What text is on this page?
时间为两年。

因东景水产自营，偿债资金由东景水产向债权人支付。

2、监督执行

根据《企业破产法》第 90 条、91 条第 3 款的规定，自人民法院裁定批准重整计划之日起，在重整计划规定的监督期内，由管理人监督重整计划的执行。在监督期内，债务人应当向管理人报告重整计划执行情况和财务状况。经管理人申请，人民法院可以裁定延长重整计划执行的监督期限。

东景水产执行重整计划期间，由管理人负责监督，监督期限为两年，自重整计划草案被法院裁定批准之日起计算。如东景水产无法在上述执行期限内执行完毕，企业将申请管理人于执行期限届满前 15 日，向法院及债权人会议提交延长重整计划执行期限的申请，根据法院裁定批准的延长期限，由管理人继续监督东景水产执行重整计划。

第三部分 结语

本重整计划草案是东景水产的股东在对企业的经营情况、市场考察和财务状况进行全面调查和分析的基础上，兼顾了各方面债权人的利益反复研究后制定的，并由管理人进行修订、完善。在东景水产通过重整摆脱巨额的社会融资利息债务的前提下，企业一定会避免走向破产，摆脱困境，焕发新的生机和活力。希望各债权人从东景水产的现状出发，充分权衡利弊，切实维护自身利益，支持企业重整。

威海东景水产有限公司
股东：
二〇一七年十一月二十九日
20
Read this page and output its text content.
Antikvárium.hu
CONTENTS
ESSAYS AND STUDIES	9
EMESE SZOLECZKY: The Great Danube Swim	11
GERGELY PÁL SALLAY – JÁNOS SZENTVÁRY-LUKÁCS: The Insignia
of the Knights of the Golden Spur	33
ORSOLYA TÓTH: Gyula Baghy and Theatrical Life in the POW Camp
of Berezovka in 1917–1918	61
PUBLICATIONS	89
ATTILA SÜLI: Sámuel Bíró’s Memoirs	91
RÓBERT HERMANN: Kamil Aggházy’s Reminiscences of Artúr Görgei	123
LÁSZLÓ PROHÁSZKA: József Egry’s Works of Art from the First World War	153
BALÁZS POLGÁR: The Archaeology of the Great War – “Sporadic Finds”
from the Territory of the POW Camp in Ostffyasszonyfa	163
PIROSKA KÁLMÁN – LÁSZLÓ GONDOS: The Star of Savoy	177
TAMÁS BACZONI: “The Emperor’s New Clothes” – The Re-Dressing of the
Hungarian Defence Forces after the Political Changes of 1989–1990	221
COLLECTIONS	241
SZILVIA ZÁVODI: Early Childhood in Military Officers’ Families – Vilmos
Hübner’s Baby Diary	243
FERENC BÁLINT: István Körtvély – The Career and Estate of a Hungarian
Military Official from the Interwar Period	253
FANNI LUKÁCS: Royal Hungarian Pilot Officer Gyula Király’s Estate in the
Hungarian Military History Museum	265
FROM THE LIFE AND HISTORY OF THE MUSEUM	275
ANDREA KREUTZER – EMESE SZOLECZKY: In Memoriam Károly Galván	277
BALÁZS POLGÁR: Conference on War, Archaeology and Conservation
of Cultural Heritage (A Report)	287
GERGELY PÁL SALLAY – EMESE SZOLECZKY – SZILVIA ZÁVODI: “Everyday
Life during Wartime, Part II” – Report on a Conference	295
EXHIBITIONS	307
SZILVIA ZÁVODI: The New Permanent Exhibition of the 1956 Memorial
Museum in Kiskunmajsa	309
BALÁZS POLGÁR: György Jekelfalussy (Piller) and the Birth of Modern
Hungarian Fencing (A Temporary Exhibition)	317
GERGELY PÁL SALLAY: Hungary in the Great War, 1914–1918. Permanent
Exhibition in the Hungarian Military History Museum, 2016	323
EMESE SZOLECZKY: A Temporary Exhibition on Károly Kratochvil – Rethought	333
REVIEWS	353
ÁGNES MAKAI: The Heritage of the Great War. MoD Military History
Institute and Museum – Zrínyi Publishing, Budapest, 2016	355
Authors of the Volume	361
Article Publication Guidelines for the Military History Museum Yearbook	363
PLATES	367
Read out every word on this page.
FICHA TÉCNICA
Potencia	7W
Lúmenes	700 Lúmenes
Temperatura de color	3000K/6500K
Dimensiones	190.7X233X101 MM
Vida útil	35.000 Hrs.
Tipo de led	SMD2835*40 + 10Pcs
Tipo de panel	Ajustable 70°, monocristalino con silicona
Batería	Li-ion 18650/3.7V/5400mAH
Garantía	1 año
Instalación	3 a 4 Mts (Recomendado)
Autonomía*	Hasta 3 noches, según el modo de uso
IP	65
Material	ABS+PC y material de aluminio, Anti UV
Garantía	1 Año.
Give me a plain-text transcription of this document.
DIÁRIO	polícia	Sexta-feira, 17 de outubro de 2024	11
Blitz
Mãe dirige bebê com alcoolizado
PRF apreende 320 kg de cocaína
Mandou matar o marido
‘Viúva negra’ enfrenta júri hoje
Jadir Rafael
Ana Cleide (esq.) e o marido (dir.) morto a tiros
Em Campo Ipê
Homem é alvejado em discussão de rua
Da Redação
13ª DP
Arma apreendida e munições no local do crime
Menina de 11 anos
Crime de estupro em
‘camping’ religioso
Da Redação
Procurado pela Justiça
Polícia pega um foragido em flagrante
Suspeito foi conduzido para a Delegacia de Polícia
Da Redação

**Direction**
Extract, exactly as they appear, the lines from the one containing "Read out every word on this page." through the final line.

**Complete response**
Read out every word on this page.
FICHA TÉCNICA
Potencia	7W
Lúmenes	700 Lúmenes
Temperatura de color	3000K/6500K
Dimensiones	190.7X233X101 MM
Vida útil	35.000 Hrs.
Tipo de led	SMD2835*40 + 10Pcs
Tipo de panel	Ajustable 70°, monocristalino con silicona
Batería	Li-ion 18650/3.7V/5400mAH
Garantía	1 año
Instalación	3 a 4 Mts (Recomendado)
Autonomía*	Hasta 3 noches, según el modo de uso
IP	65
Material	ABS+PC y material de aluminio, Anti UV
Garantía	1 Año.
Give me a plain-text transcription of this document.
DIÁRIO	polícia	Sexta-feira, 17 de outubro de 2024	11
Blitz
Mãe dirige bebê com alcoolizado
PRF apreende 320 kg de cocaína
Mandou matar o marido
‘Viúva negra’ enfrenta júri hoje
Jadir Rafael
Ana Cleide (esq.) e o marido (dir.) morto a tiros
Em Campo Ipê
Homem é alvejado em discussão de rua
Da Redação
13ª DP
Arma apreendida e munições no local do crime
Menina de 11 anos
Crime de estupro em
‘camping’ religioso
Da Redação
Procurado pela Justiça
Polícia pega um foragido em flagrante
Suspeito foi conduzido para a Delegacia de Polícia
Da Redação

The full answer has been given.